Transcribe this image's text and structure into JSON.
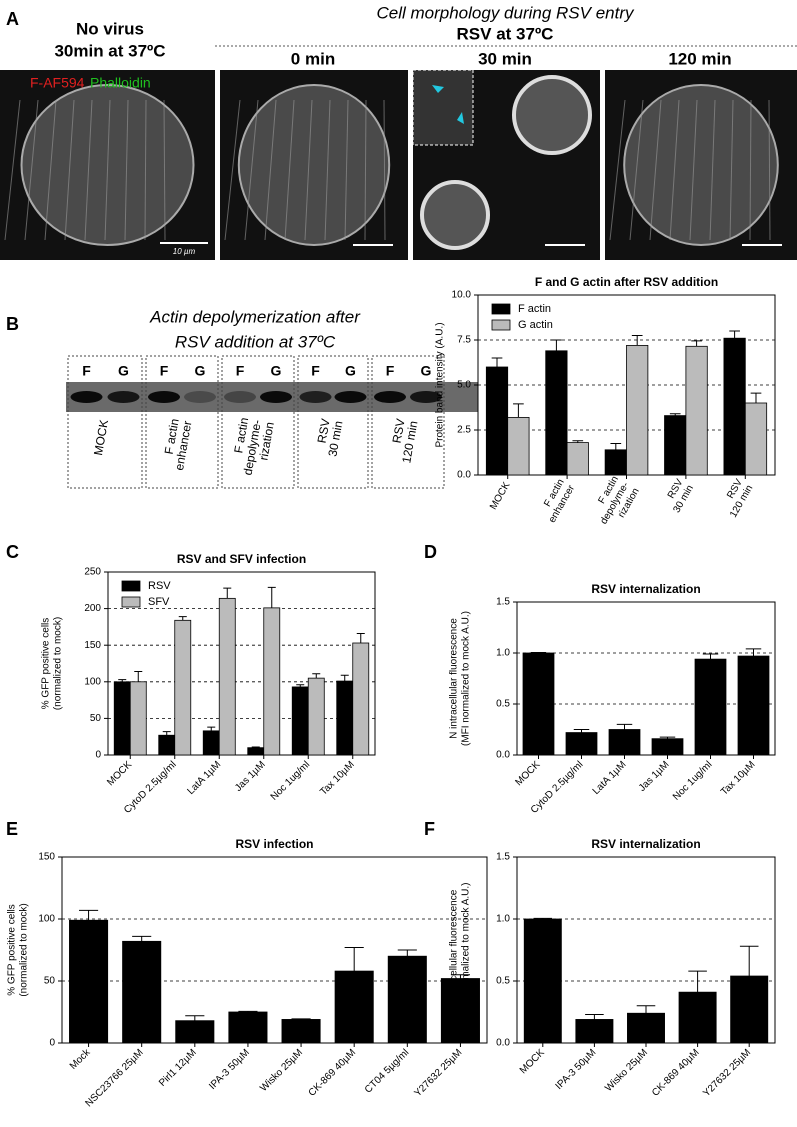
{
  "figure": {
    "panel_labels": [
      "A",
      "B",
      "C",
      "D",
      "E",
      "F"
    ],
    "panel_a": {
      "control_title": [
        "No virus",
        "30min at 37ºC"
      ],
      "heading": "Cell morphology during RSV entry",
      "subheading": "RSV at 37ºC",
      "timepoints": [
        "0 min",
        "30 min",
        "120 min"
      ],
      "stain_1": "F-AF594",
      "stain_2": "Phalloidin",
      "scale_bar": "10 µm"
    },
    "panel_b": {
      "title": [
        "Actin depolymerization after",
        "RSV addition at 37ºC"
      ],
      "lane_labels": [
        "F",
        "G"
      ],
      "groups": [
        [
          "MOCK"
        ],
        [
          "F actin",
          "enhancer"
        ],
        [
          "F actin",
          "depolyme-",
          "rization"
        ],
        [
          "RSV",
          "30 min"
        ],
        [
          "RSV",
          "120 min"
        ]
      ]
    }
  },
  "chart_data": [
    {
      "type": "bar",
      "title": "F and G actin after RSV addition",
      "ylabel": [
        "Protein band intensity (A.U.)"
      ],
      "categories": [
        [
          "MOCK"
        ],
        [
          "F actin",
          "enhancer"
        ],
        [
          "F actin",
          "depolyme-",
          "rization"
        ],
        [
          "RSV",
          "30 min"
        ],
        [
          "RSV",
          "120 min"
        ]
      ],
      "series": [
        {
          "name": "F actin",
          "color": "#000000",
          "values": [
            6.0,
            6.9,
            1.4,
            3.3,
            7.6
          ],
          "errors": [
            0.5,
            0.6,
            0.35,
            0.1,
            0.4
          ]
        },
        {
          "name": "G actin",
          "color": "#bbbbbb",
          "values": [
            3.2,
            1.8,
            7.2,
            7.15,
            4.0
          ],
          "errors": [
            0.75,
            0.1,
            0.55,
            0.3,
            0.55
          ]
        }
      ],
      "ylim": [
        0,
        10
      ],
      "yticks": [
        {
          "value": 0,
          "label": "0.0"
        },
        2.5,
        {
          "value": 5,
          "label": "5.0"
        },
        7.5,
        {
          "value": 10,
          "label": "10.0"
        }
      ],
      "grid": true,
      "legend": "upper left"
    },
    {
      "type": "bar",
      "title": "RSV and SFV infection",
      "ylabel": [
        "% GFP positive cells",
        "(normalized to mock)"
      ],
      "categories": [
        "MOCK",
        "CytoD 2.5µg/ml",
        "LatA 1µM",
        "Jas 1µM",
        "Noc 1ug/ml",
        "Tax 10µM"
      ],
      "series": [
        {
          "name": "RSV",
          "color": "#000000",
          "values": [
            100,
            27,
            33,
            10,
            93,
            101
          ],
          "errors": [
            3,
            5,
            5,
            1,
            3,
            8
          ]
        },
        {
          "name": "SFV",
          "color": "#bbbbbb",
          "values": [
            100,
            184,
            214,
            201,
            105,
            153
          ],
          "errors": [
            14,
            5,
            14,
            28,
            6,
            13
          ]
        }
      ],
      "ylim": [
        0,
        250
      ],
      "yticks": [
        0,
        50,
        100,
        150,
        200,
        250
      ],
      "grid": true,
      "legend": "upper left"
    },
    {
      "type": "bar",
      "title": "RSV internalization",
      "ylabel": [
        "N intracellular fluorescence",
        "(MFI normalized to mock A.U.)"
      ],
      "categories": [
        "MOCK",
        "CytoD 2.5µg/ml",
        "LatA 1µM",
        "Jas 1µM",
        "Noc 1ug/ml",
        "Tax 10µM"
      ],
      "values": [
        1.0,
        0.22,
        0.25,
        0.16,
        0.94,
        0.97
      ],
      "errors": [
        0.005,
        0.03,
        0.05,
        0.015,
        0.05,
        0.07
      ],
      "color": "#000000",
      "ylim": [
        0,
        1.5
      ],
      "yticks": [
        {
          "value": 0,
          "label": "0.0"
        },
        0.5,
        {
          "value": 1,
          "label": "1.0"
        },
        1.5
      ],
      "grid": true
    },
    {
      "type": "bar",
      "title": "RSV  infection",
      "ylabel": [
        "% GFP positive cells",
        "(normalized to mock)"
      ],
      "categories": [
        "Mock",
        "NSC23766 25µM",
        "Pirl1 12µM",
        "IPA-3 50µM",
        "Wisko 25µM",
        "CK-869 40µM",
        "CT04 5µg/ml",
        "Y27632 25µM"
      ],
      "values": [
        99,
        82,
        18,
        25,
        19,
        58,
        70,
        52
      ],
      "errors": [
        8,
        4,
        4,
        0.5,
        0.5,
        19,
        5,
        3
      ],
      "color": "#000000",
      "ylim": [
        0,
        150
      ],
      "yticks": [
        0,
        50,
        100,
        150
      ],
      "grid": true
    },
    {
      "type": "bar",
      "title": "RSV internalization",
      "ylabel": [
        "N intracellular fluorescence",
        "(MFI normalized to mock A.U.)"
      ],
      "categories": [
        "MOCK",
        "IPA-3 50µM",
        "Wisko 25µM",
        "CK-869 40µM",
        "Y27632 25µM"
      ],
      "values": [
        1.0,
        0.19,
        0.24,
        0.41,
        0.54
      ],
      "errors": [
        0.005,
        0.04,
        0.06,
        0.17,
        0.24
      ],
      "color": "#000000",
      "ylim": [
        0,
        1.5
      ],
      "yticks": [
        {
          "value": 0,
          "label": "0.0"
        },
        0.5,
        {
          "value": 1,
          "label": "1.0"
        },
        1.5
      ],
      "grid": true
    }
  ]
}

• • • • • • •

WHAT IS REQUIRED ▸
Give the records above again in full and exactly, but exclude every picture.

OUTPUT FOR THIS TASK ▸
Transcribe this image's text and structure into JSON.
{
  "figure": {
    "panel_labels": [
      "A",
      "B",
      "C",
      "D",
      "E",
      "F"
    ],
    "panel_a": {
      "control_title": [
        "No virus",
        "30min at 37ºC"
      ],
      "heading": "Cell morphology during RSV entry",
      "subheading": "RSV at 37ºC",
      "timepoints": [
        "0 min",
        "30 min",
        "120 min"
      ],
      "stain_1": "F-AF594",
      "stain_2": "Phalloidin",
      "scale_bar": "10 µm"
    },
    "panel_b": {
      "title": [
        "Actin depolymerization after",
        "RSV addition at 37ºC"
      ],
      "lane_labels": [
        "F",
        "G"
      ],
      "groups": [
        [
          "MOCK"
        ],
        [
          "F actin",
          "enhancer"
        ],
        [
          "F actin",
          "depolyme-",
          "rization"
        ],
        [
          "RSV",
          "30 min"
        ],
        [
          "RSV",
          "120 min"
        ]
      ]
    }
  },
  "chart_data": [
    {
      "type": "bar",
      "title": "F and G actin after RSV addition",
      "ylabel": [
        "Protein band intensity (A.U.)"
      ],
      "categories": [
        [
          "MOCK"
        ],
        [
          "F actin",
          "enhancer"
        ],
        [
          "F actin",
          "depolyme-",
          "rization"
        ],
        [
          "RSV",
          "30 min"
        ],
        [
          "RSV",
          "120 min"
        ]
      ],
      "series": [
        {
          "name": "F actin",
          "color": "#000000",
          "values": [
            6.0,
            6.9,
            1.4,
            3.3,
            7.6
          ],
          "errors": [
            0.5,
            0.6,
            0.35,
            0.1,
            0.4
          ]
        },
        {
          "name": "G actin",
          "color": "#bbbbbb",
          "values": [
            3.2,
            1.8,
            7.2,
            7.15,
            4.0
          ],
          "errors": [
            0.75,
            0.1,
            0.55,
            0.3,
            0.55
          ]
        }
      ],
      "ylim": [
        0,
        10
      ],
      "yticks": [
        {
          "value": 0,
          "label": "0.0"
        },
        2.5,
        {
          "value": 5,
          "label": "5.0"
        },
        7.5,
        {
          "value": 10,
          "label": "10.0"
        }
      ],
      "grid": true,
      "legend": "upper left"
    },
    {
      "type": "bar",
      "title": "RSV and SFV infection",
      "ylabel": [
        "% GFP positive cells",
        "(normalized to mock)"
      ],
      "categories": [
        "MOCK",
        "CytoD 2.5µg/ml",
        "LatA 1µM",
        "Jas 1µM",
        "Noc 1ug/ml",
        "Tax 10µM"
      ],
      "series": [
        {
          "name": "RSV",
          "color": "#000000",
          "values": [
            100,
            27,
            33,
            10,
            93,
            101
          ],
          "errors": [
            3,
            5,
            5,
            1,
            3,
            8
          ]
        },
        {
          "name": "SFV",
          "color": "#bbbbbb",
          "values": [
            100,
            184,
            214,
            201,
            105,
            153
          ],
          "errors": [
            14,
            5,
            14,
            28,
            6,
            13
          ]
        }
      ],
      "ylim": [
        0,
        250
      ],
      "yticks": [
        0,
        50,
        100,
        150,
        200,
        250
      ],
      "grid": true,
      "legend": "upper left"
    },
    {
      "type": "bar",
      "title": "RSV internalization",
      "ylabel": [
        "N intracellular fluorescence",
        "(MFI normalized to mock A.U.)"
      ],
      "categories": [
        "MOCK",
        "CytoD 2.5µg/ml",
        "LatA 1µM",
        "Jas 1µM",
        "Noc 1ug/ml",
        "Tax 10µM"
      ],
      "values": [
        1.0,
        0.22,
        0.25,
        0.16,
        0.94,
        0.97
      ],
      "errors": [
        0.005,
        0.03,
        0.05,
        0.015,
        0.05,
        0.07
      ],
      "color": "#000000",
      "ylim": [
        0,
        1.5
      ],
      "yticks": [
        {
          "value": 0,
          "label": "0.0"
        },
        0.5,
        {
          "value": 1,
          "label": "1.0"
        },
        1.5
      ],
      "grid": true
    },
    {
      "type": "bar",
      "title": "RSV  infection",
      "ylabel": [
        "% GFP positive cells",
        "(normalized to mock)"
      ],
      "categories": [
        "Mock",
        "NSC23766 25µM",
        "Pirl1 12µM",
        "IPA-3 50µM",
        "Wisko 25µM",
        "CK-869 40µM",
        "CT04 5µg/ml",
        "Y27632 25µM"
      ],
      "values": [
        99,
        82,
        18,
        25,
        19,
        58,
        70,
        52
      ],
      "errors": [
        8,
        4,
        4,
        0.5,
        0.5,
        19,
        5,
        3
      ],
      "color": "#000000",
      "ylim": [
        0,
        150
      ],
      "yticks": [
        0,
        50,
        100,
        150
      ],
      "grid": true
    },
    {
      "type": "bar",
      "title": "RSV internalization",
      "ylabel": [
        "N intracellular fluorescence",
        "(MFI normalized to mock A.U.)"
      ],
      "categories": [
        "MOCK",
        "IPA-3 50µM",
        "Wisko 25µM",
        "CK-869 40µM",
        "Y27632 25µM"
      ],
      "values": [
        1.0,
        0.19,
        0.24,
        0.41,
        0.54
      ],
      "errors": [
        0.005,
        0.04,
        0.06,
        0.17,
        0.24
      ],
      "color": "#000000",
      "ylim": [
        0,
        1.5
      ],
      "yticks": [
        {
          "value": 0,
          "label": "0.0"
        },
        0.5,
        {
          "value": 1,
          "label": "1.0"
        },
        1.5
      ],
      "grid": true
    }
  ]
}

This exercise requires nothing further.